Stated problem: Restate the data below word for word. Skip any images it contains.

Material for this exercise:
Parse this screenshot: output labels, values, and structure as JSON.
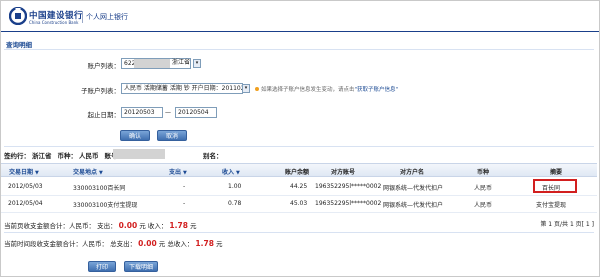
{
  "header": {
    "bank_name_cn": "中国建设银行",
    "bank_name_en": "China Construction Bank",
    "product": "个人网上银行",
    "brand_color": "#1a3f8a"
  },
  "section_title": "查询明细",
  "form": {
    "account_label": "账户列表：",
    "account_value": "622",
    "account_region": "浙江省",
    "subaccount_label": "子账户列表：",
    "subaccount_value": "人民币 活期储蓄 活期 钞 开户日期：20110225",
    "hint_text": "如果选择子账户信息发生变动，请点击",
    "hint_link": "\"获取子账户信息\"",
    "date_label": "起止日期：",
    "date_from": "20120503",
    "date_sep": "—",
    "date_to": "20120504",
    "confirm_button": "确认",
    "cancel_button": "取消"
  },
  "summary": {
    "open_label": "签约行：",
    "open_value": "浙江省",
    "currency_label": "币种：",
    "currency_value": "人民币",
    "account_label": "账号：",
    "account_value": "62",
    "alias_label": "别名："
  },
  "table": {
    "headers": {
      "date": "交易日期",
      "place": "交易地点",
      "out": "支出",
      "in": "收入",
      "balance": "账户余额",
      "counter_acct": "对方账号",
      "counter_name": "对方户名",
      "currency": "币种",
      "memo": "摘要"
    },
    "sort_mark": "▼",
    "rows": [
      {
        "date": "2012/05/03",
        "place": "330003100百长同",
        "out": "-",
        "in": "1.00",
        "balance": "44.25",
        "counter_acct": "196352295l*****0002",
        "counter_name": "网银系统—代发代扣户",
        "currency": "人民币",
        "memo": "百长同"
      },
      {
        "date": "2012/05/04",
        "place": "330003100支付宝提现",
        "out": "-",
        "in": "0.78",
        "balance": "45.03",
        "counter_acct": "196352295l*****0002",
        "counter_name": "网银系统—代发代扣户",
        "currency": "人民币",
        "memo": "支付宝提现"
      }
    ]
  },
  "pager": {
    "text": "第 1 页/共 1 页[ 1 ]"
  },
  "totals_page": {
    "label": "当前页收支金额合计：人民币：",
    "out_label": "支出：",
    "out_value": "0.00",
    "out_unit": "元",
    "in_label": "收入：",
    "in_value": "1.78",
    "in_unit": "元"
  },
  "totals_all": {
    "label": "当前时间段收支金额合计：人民币：",
    "out_label": "总支出：",
    "out_value": "0.00",
    "out_unit": "元",
    "in_label": "总收入：",
    "in_value": "1.78",
    "in_unit": "元"
  },
  "footer": {
    "print_button": "打印",
    "download_button": "下载明细"
  },
  "colors": {
    "accent": "#1d4b94",
    "amount_red": "#d21f1f"
  }
}
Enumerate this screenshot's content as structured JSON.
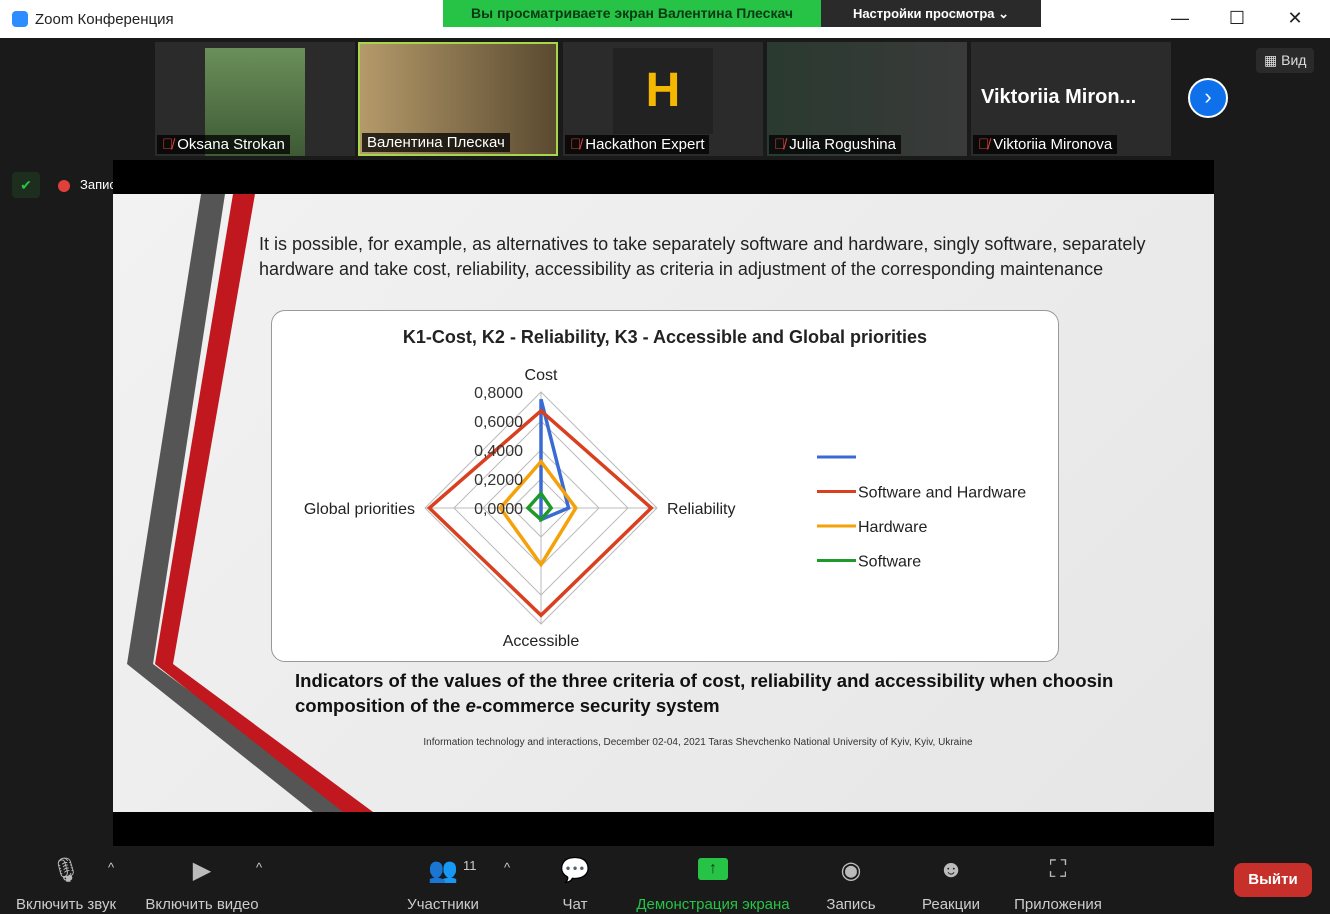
{
  "window": {
    "title": "Zoom Конференция",
    "banner": "Вы просматриваете экран Валентина Плескач",
    "view_settings": "Настройки просмотра ⌄",
    "view_button": "Вид",
    "recording": "Запись"
  },
  "participants": [
    {
      "name": "Oksana Strokan",
      "muted": true
    },
    {
      "name": "Валентина Плескач",
      "muted": false
    },
    {
      "name": "Hackathon Expert",
      "muted": true
    },
    {
      "name": "Julia Rogushina",
      "muted": true
    },
    {
      "name": "Viktoriia Mironova",
      "muted": true,
      "big_label": "Viktoriia  Miron..."
    }
  ],
  "slide": {
    "text": "It is possible, for example, as alternatives to take separately software and hardware, singly software, separately hardware and take cost, reliability, accessibility as criteria in adjustment of the corresponding maintenance",
    "caption_pre": "Indicators of the values of the three criteria of cost, reliability and accessibility when choosin composition of the ",
    "caption_em": "e",
    "caption_post": "-commerce security system",
    "footer": "Information technology and interactions, December 02-04, 2021 Taras Shevchenko National University of Kyiv, Kyiv, Ukraine"
  },
  "chart_data": {
    "type": "radar",
    "title": "K1-Cost, K2 - Reliability, K3 - Accessible and Global priorities",
    "axes": [
      "Cost",
      "Reliability",
      "Accessible",
      "Global priorities"
    ],
    "ticks": [
      "0,0000",
      "0,2000",
      "0,4000",
      "0,6000",
      "0,8000"
    ],
    "range": [
      0,
      0.8
    ],
    "series": [
      {
        "name": "",
        "color": "#3a6bd4",
        "values": [
          0.75,
          0.19,
          0.08,
          0.0
        ]
      },
      {
        "name": "Software and Hardware",
        "color": "#d8401f",
        "values": [
          0.67,
          0.76,
          0.74,
          0.77
        ]
      },
      {
        "name": "Hardware",
        "color": "#f5a20a",
        "values": [
          0.32,
          0.24,
          0.39,
          0.28
        ]
      },
      {
        "name": "Software",
        "color": "#1e9a2a",
        "values": [
          0.1,
          0.07,
          0.08,
          0.09
        ]
      }
    ],
    "legend": "right"
  },
  "toolbar": {
    "unmute": "Включить звук",
    "video": "Включить видео",
    "participants": "Участники",
    "participants_count": "11",
    "chat": "Чат",
    "share": "Демонстрация экрана",
    "record": "Запись",
    "reactions": "Реакции",
    "apps": "Приложения",
    "leave": "Выйти"
  }
}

Output of the exercise:
Parse this screenshot: output labels, values, and structure as JSON.
{
  "header": {
    "bank_name_cn": "中国建设银行",
    "bank_name_en": "China Construction Bank",
    "product": "个人网上银行",
    "brand_color": "#1a3f8a"
  },
  "section_title": "查询明细",
  "form": {
    "account_label": "账户列表：",
    "account_value": "622",
    "account_region": "浙江省",
    "subaccount_label": "子账户列表：",
    "subaccount_value": "人民币 活期储蓄 活期 钞 开户日期：20110225",
    "hint_text": "如果选择子账户信息发生变动，请点击",
    "hint_link": "\"获取子账户信息\"",
    "date_label": "起止日期：",
    "date_from": "20120503",
    "date_sep": "—",
    "date_to": "20120504",
    "confirm_button": "确认",
    "cancel_button": "取消"
  },
  "summary": {
    "open_label": "签约行：",
    "open_value": "浙江省",
    "currency_label": "币种：",
    "currency_value": "人民币",
    "account_label": "账号：",
    "account_value": "62",
    "alias_label": "别名："
  },
  "table": {
    "headers": {
      "date": "交易日期",
      "place": "交易地点",
      "out": "支出",
      "in": "收入",
      "balance": "账户余额",
      "counter_acct": "对方账号",
      "counter_name": "对方户名",
      "currency": "币种",
      "memo": "摘要"
    },
    "sort_mark": "▼",
    "rows": [
      {
        "date": "2012/05/03",
        "place": "330003100百长同",
        "out": "-",
        "in": "1.00",
        "balance": "44.25",
        "counter_acct": "196352295l*****0002",
        "counter_name": "网银系统—代发代扣户",
        "currency": "人民币",
        "memo": "百长同"
      },
      {
        "date": "2012/05/04",
        "place": "330003100支付宝提现",
        "out": "-",
        "in": "0.78",
        "balance": "45.03",
        "counter_acct": "196352295l*****0002",
        "counter_name": "网银系统—代发代扣户",
        "currency": "人民币",
        "memo": "支付宝提现"
      }
    ]
  },
  "pager": {
    "text": "第 1 页/共 1 页[ 1 ]"
  },
  "totals_page": {
    "label": "当前页收支金额合计：人民币：",
    "out_label": "支出：",
    "out_value": "0.00",
    "out_unit": "元",
    "in_label": "收入：",
    "in_value": "1.78",
    "in_unit": "元"
  },
  "totals_all": {
    "label": "当前时间段收支金额合计：人民币：",
    "out_label": "总支出：",
    "out_value": "0.00",
    "out_unit": "元",
    "in_label": "总收入：",
    "in_value": "1.78",
    "in_unit": "元"
  },
  "footer": {
    "print_button": "打印",
    "download_button": "下载明细"
  },
  "colors": {
    "accent": "#1d4b94",
    "amount_red": "#d21f1f"
  }
}
Enumerate this screenshot's content as structured JSON.
{
  "window": {
    "title": "Zoom Конференция",
    "banner": "Вы просматриваете экран Валентина Плескач",
    "view_settings": "Настройки просмотра ⌄",
    "view_button": "Вид",
    "recording": "Запись"
  },
  "participants": [
    {
      "name": "Oksana Strokan",
      "muted": true
    },
    {
      "name": "Валентина Плескач",
      "muted": false
    },
    {
      "name": "Hackathon Expert",
      "muted": true
    },
    {
      "name": "Julia Rogushina",
      "muted": true
    },
    {
      "name": "Viktoriia Mironova",
      "muted": true,
      "big_label": "Viktoriia  Miron..."
    }
  ],
  "slide": {
    "text": "It is possible, for example, as alternatives to take separately software and hardware, singly software, separately hardware and take cost, reliability, accessibility as criteria in adjustment of the corresponding maintenance",
    "caption_pre": "Indicators of the values of the three criteria of cost, reliability and accessibility when choosin composition of the ",
    "caption_em": "e",
    "caption_post": "-commerce security system",
    "footer": "Information technology and interactions, December 02-04, 2021 Taras Shevchenko National University of Kyiv, Kyiv, Ukraine"
  },
  "chart_data": {
    "type": "radar",
    "title": "K1-Cost, K2 - Reliability, K3 - Accessible and Global priorities",
    "axes": [
      "Cost",
      "Reliability",
      "Accessible",
      "Global priorities"
    ],
    "ticks": [
      "0,0000",
      "0,2000",
      "0,4000",
      "0,6000",
      "0,8000"
    ],
    "range": [
      0,
      0.8
    ],
    "series": [
      {
        "name": "",
        "color": "#3a6bd4",
        "values": [
          0.75,
          0.19,
          0.08,
          0.0
        ]
      },
      {
        "name": "Software and Hardware",
        "color": "#d8401f",
        "values": [
          0.67,
          0.76,
          0.74,
          0.77
        ]
      },
      {
        "name": "Hardware",
        "color": "#f5a20a",
        "values": [
          0.32,
          0.24,
          0.39,
          0.28
        ]
      },
      {
        "name": "Software",
        "color": "#1e9a2a",
        "values": [
          0.1,
          0.07,
          0.08,
          0.09
        ]
      }
    ],
    "legend": "right"
  },
  "toolbar": {
    "unmute": "Включить звук",
    "video": "Включить видео",
    "participants": "Участники",
    "participants_count": "11",
    "chat": "Чат",
    "share": "Демонстрация экрана",
    "record": "Запись",
    "reactions": "Реакции",
    "apps": "Приложения",
    "leave": "Выйти"
  }
}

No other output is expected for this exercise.